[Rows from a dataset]
----------

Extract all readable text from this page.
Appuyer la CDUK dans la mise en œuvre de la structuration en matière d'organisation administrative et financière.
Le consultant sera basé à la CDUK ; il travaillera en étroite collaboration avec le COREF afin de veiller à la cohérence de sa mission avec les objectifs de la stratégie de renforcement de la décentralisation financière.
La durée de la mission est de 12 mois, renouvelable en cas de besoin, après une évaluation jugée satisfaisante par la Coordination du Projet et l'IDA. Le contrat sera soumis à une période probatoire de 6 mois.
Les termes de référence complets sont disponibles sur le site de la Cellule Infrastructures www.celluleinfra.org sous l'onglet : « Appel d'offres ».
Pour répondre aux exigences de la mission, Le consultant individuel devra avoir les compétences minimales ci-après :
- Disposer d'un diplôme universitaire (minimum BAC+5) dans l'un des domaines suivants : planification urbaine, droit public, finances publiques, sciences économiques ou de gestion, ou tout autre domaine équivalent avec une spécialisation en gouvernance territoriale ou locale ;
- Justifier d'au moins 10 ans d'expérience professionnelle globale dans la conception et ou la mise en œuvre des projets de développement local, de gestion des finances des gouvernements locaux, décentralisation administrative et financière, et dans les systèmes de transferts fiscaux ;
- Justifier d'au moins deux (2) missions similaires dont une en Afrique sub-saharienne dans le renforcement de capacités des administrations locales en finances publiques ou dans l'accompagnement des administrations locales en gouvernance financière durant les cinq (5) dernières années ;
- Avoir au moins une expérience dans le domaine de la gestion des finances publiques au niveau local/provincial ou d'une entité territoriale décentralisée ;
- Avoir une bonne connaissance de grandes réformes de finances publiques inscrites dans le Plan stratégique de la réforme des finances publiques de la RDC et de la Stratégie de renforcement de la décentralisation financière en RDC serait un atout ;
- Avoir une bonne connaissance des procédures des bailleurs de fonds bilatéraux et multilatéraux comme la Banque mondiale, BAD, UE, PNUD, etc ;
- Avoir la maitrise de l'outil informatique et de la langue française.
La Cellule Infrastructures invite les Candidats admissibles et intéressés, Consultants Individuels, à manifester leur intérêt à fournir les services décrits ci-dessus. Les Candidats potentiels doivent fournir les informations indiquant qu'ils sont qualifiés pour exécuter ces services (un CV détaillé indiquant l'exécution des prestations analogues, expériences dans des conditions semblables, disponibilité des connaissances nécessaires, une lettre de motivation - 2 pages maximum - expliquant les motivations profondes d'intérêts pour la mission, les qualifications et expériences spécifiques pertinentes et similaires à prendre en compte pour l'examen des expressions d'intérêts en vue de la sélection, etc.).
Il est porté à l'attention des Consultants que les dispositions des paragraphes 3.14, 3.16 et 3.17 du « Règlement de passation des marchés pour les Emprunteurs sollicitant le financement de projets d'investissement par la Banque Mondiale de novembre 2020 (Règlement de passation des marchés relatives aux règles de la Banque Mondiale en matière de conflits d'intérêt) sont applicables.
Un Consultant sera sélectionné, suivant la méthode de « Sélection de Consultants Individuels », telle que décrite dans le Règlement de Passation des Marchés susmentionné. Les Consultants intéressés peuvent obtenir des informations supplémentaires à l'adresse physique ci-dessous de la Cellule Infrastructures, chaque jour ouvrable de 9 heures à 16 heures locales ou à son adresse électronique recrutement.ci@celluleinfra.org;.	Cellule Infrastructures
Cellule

----------

Give an exact copy of all the data shown above.

Worked solution:
Extract all readable text from this page.
Appuyer la CDUK dans la mise en œuvre de la structuration en matière d'organisation administrative et financière.
Le consultant sera basé à la CDUK ; il travaillera en étroite collaboration avec le COREF afin de veiller à la cohérence de sa mission avec les objectifs de la stratégie de renforcement de la décentralisation financière.
La durée de la mission est de 12 mois, renouvelable en cas de besoin, après une évaluation jugée satisfaisante par la Coordination du Projet et l'IDA. Le contrat sera soumis à une période probatoire de 6 mois.
Les termes de référence complets sont disponibles sur le site de la Cellule Infrastructures www.celluleinfra.org sous l'onglet : « Appel d'offres ».
Pour répondre aux exigences de la mission, Le consultant individuel devra avoir les compétences minimales ci-après :
- Disposer d'un diplôme universitaire (minimum BAC+5) dans l'un des domaines suivants : planification urbaine, droit public, finances publiques, sciences économiques ou de gestion, ou tout autre domaine équivalent avec une spécialisation en gouvernance territoriale ou locale ;
- Justifier d'au moins 10 ans d'expérience professionnelle globale dans la conception et ou la mise en œuvre des projets de développement local, de gestion des finances des gouvernements locaux, décentralisation administrative et financière, et dans les systèmes de transferts fiscaux ;
- Justifier d'au moins deux (2) missions similaires dont une en Afrique sub-saharienne dans le renforcement de capacités des administrations locales en finances publiques ou dans l'accompagnement des administrations locales en gouvernance financière durant les cinq (5) dernières années ;
- Avoir au moins une expérience dans le domaine de la gestion des finances publiques au niveau local/provincial ou d'une entité territoriale décentralisée ;
- Avoir une bonne connaissance de grandes réformes de finances publiques inscrites dans le Plan stratégique de la réforme des finances publiques de la RDC et de la Stratégie de renforcement de la décentralisation financière en RDC serait un atout ;
- Avoir une bonne connaissance des procédures des bailleurs de fonds bilatéraux et multilatéraux comme la Banque mondiale, BAD, UE, PNUD, etc ;
- Avoir la maitrise de l'outil informatique et de la langue française.
La Cellule Infrastructures invite les Candidats admissibles et intéressés, Consultants Individuels, à manifester leur intérêt à fournir les services décrits ci-dessus. Les Candidats potentiels doivent fournir les informations indiquant qu'ils sont qualifiés pour exécuter ces services (un CV détaillé indiquant l'exécution des prestations analogues, expériences dans des conditions semblables, disponibilité des connaissances nécessaires, une lettre de motivation - 2 pages maximum - expliquant les motivations profondes d'intérêts pour la mission, les qualifications et expériences spécifiques pertinentes et similaires à prendre en compte pour l'examen des expressions d'intérêts en vue de la sélection, etc.).
Il est porté à l'attention des Consultants que les dispositions des paragraphes 3.14, 3.16 et 3.17 du « Règlement de passation des marchés pour les Emprunteurs sollicitant le financement de projets d'investissement par la Banque Mondiale de novembre 2020 (Règlement de passation des marchés relatives aux règles de la Banque Mondiale en matière de conflits d'intérêt) sont applicables.
Un Consultant sera sélectionné, suivant la méthode de « Sélection de Consultants Individuels », telle que décrite dans le Règlement de Passation des Marchés susmentionné. Les Consultants intéressés peuvent obtenir des informations supplémentaires à l'adresse physique ci-dessous de la Cellule Infrastructures, chaque jour ouvrable de 9 heures à 16 heures locales ou à son adresse électronique recrutement.ci@celluleinfra.org;.	Cellule Infrastructures
Cellule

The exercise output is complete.